Set task A
According to the forum thread on propeller efficiency, how many amps can the brushless motor handle continuously?

Article
My plane is a lazy high wing floater with 5 foot wingspan. It has a brushless motor that can handle 35 amps continuous or 50 amps burst current. It has a 5-cell lipo. The largest diameter prop I can put on this plane is 13 inch. What I've been doing is to limit the current to 35 amps by setting the upper throttle endpoint lower than 100% so that I won't accidently over throttle it during flight. I've been very pleased with this setup, but I don't know if this is the most efficient combination.

I've heard to put the largest diameter prop the plane can handle considering ground clearance for the best efficiency but what about pitch?

If I change from a 13.6.5E to a 13x8E will the decrease in RPM while maintaning 35 amps be more efficient without loss of thrust for my lazy high wing floater? I don't fly this thing at full throttle all the time. All it takes is about half throttle to keep it flying comfortably.

I read some place that the most efficient prop was one which had a pitch of about half its diameter. I also have the general idea that large high pich props turned slower are more efficient than smaller low pitch props turned fast. I am presently flying an old style long-stroke 15 diesel on a control line airplane. I have tried 8 x 6, 9 x 6, 9 x 8 and 10 x 5 props. So far the 9 x 8 is giving the best performance. with the 9 x 6 not quite as good. Hopefully someone who actually knows something will answer your post.

Depends on the kind of efficiency you are after. If you are trying to get the most flying time, you will prop it one way, the most vertical or the most speed..you will use other props that meet those goals. There is no one size fits all prop........the best prop for whatever you are after will be the one that you haven't tried yet.

Some years back the results of a prop efficiency test were published. The efficiency they were testing for was pretty much "fuel economy" for prop airplanes that carry people. So it wasn't exactly all encompassing, something not possible in aeronautics anyway.

The blade area must be sufficient to handle the horsepower of the engine first. And then the tip speed must be kept under mach 1 to exclude that power robber. And then they found that the slower the rpm the more efficient the system across the board. And that when the pitch went below half the diameter, that killed the efficiency. And one of the most important details was that the prop had to operate in the power range of the engine. So...........

Set task B
Update the records from their first line through the line that contains "- legend-swatch-marker: [191, 609, 206, 623]", replacing each "data-point" with "plot-point" and keeping everything else the same. Return only those lines.

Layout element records

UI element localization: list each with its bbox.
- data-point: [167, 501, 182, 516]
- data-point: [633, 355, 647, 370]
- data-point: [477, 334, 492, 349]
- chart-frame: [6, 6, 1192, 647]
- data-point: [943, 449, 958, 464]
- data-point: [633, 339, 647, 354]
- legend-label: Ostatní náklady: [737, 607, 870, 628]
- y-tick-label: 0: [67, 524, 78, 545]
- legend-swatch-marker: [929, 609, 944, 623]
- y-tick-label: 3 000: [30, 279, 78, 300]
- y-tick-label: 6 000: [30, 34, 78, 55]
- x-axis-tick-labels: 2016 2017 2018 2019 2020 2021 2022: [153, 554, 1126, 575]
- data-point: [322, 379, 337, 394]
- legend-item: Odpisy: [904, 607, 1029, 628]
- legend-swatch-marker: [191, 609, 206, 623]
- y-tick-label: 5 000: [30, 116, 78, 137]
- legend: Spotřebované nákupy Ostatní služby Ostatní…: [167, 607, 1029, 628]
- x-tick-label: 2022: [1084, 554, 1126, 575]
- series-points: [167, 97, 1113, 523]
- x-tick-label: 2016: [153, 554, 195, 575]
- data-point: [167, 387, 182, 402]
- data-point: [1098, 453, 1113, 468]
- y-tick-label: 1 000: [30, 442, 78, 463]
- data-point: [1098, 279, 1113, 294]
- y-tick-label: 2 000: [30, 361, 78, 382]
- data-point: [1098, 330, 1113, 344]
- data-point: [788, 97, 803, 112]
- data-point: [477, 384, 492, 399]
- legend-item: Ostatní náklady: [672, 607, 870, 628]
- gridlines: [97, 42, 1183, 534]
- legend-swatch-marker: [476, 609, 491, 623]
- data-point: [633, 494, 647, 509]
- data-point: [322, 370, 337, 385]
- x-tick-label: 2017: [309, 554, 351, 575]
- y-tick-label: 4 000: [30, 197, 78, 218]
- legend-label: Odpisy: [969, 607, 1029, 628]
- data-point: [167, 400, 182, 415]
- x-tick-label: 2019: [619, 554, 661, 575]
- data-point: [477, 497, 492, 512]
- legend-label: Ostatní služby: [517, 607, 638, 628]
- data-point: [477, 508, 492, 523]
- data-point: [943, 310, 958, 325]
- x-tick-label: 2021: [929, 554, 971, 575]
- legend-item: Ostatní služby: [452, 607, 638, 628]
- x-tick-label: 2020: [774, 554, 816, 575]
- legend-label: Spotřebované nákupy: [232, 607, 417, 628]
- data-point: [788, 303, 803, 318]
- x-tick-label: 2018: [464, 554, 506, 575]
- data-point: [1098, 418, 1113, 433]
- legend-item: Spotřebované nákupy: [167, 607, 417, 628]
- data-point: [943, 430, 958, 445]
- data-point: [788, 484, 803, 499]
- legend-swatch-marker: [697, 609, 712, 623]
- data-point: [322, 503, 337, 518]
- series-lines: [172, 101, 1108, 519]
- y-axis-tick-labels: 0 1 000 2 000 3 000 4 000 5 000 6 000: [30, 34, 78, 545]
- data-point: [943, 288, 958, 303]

Written reply A
The motor can handle 35 amps continuous.

Written reply B
UI element localization: list each with its bbox.
- plot-point: [167, 501, 182, 516]
- plot-point: [633, 355, 647, 370]
- plot-point: [477, 334, 492, 349]
- chart-frame: [6, 6, 1192, 647]
- plot-point: [943, 449, 958, 464]
- plot-point: [633, 339, 647, 354]
- legend-label: Ostatní náklady: [737, 607, 870, 628]
- y-tick-label: 0: [67, 524, 78, 545]
- legend-swatch-marker: [929, 609, 944, 623]
- y-tick-label: 3 000: [30, 279, 78, 300]
- y-tick-label: 6 000: [30, 34, 78, 55]
- x-axis-tick-labels: 2016 2017 2018 2019 2020 2021 2022: [153, 554, 1126, 575]
- plot-point: [322, 379, 337, 394]
- legend-item: Odpisy: [904, 607, 1029, 628]
- legend-swatch-marker: [191, 609, 206, 623]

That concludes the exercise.